Provided records –
──────────

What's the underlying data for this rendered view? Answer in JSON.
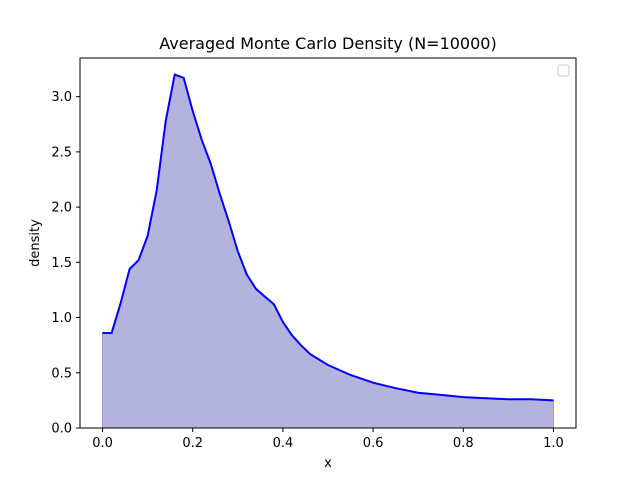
{
  "chart_data": {
    "type": "area",
    "title": "Averaged Monte Carlo Density (N=10000)",
    "xlabel": "x",
    "ylabel": "density",
    "xlim": [
      -0.05,
      1.05
    ],
    "ylim": [
      0,
      3.35
    ],
    "xticks": [
      "0.0",
      "0.2",
      "0.4",
      "0.6",
      "0.8",
      "1.0"
    ],
    "yticks": [
      "0.0",
      "0.5",
      "1.0",
      "1.5",
      "2.0",
      "2.5",
      "3.0"
    ],
    "grid": false,
    "legend": "top-right",
    "line_color": "#0000ff",
    "fill_color": "#b3b3de",
    "series": [
      {
        "x": [
          0.0,
          0.02,
          0.04,
          0.06,
          0.08,
          0.1,
          0.12,
          0.14,
          0.16,
          0.18,
          0.2,
          0.22,
          0.24,
          0.26,
          0.28,
          0.3,
          0.32,
          0.34,
          0.36,
          0.38,
          0.4,
          0.42,
          0.44,
          0.46,
          0.48,
          0.5,
          0.55,
          0.6,
          0.65,
          0.7,
          0.75,
          0.8,
          0.85,
          0.9,
          0.95,
          1.0
        ],
        "y": [
          0.86,
          0.86,
          1.13,
          1.44,
          1.52,
          1.74,
          2.15,
          2.78,
          3.2,
          3.17,
          2.87,
          2.61,
          2.39,
          2.12,
          1.87,
          1.6,
          1.39,
          1.26,
          1.19,
          1.12,
          0.96,
          0.84,
          0.75,
          0.67,
          0.62,
          0.57,
          0.48,
          0.41,
          0.36,
          0.32,
          0.3,
          0.28,
          0.27,
          0.26,
          0.26,
          0.25
        ]
      }
    ]
  }
}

──────────

Given instruction – Return the full material word for word. Do not include the pictures.

Answer for this exercise –
What's the underlying data for this rendered view? Answer in JSON.
{
  "chart_data": {
    "type": "area",
    "title": "Averaged Monte Carlo Density (N=10000)",
    "xlabel": "x",
    "ylabel": "density",
    "xlim": [
      -0.05,
      1.05
    ],
    "ylim": [
      0,
      3.35
    ],
    "xticks": [
      "0.0",
      "0.2",
      "0.4",
      "0.6",
      "0.8",
      "1.0"
    ],
    "yticks": [
      "0.0",
      "0.5",
      "1.0",
      "1.5",
      "2.0",
      "2.5",
      "3.0"
    ],
    "grid": false,
    "legend": "top-right",
    "line_color": "#0000ff",
    "fill_color": "#b3b3de",
    "series": [
      {
        "x": [
          0.0,
          0.02,
          0.04,
          0.06,
          0.08,
          0.1,
          0.12,
          0.14,
          0.16,
          0.18,
          0.2,
          0.22,
          0.24,
          0.26,
          0.28,
          0.3,
          0.32,
          0.34,
          0.36,
          0.38,
          0.4,
          0.42,
          0.44,
          0.46,
          0.48,
          0.5,
          0.55,
          0.6,
          0.65,
          0.7,
          0.75,
          0.8,
          0.85,
          0.9,
          0.95,
          1.0
        ],
        "y": [
          0.86,
          0.86,
          1.13,
          1.44,
          1.52,
          1.74,
          2.15,
          2.78,
          3.2,
          3.17,
          2.87,
          2.61,
          2.39,
          2.12,
          1.87,
          1.6,
          1.39,
          1.26,
          1.19,
          1.12,
          0.96,
          0.84,
          0.75,
          0.67,
          0.62,
          0.57,
          0.48,
          0.41,
          0.36,
          0.32,
          0.3,
          0.28,
          0.27,
          0.26,
          0.26,
          0.25
        ]
      }
    ]
  }
}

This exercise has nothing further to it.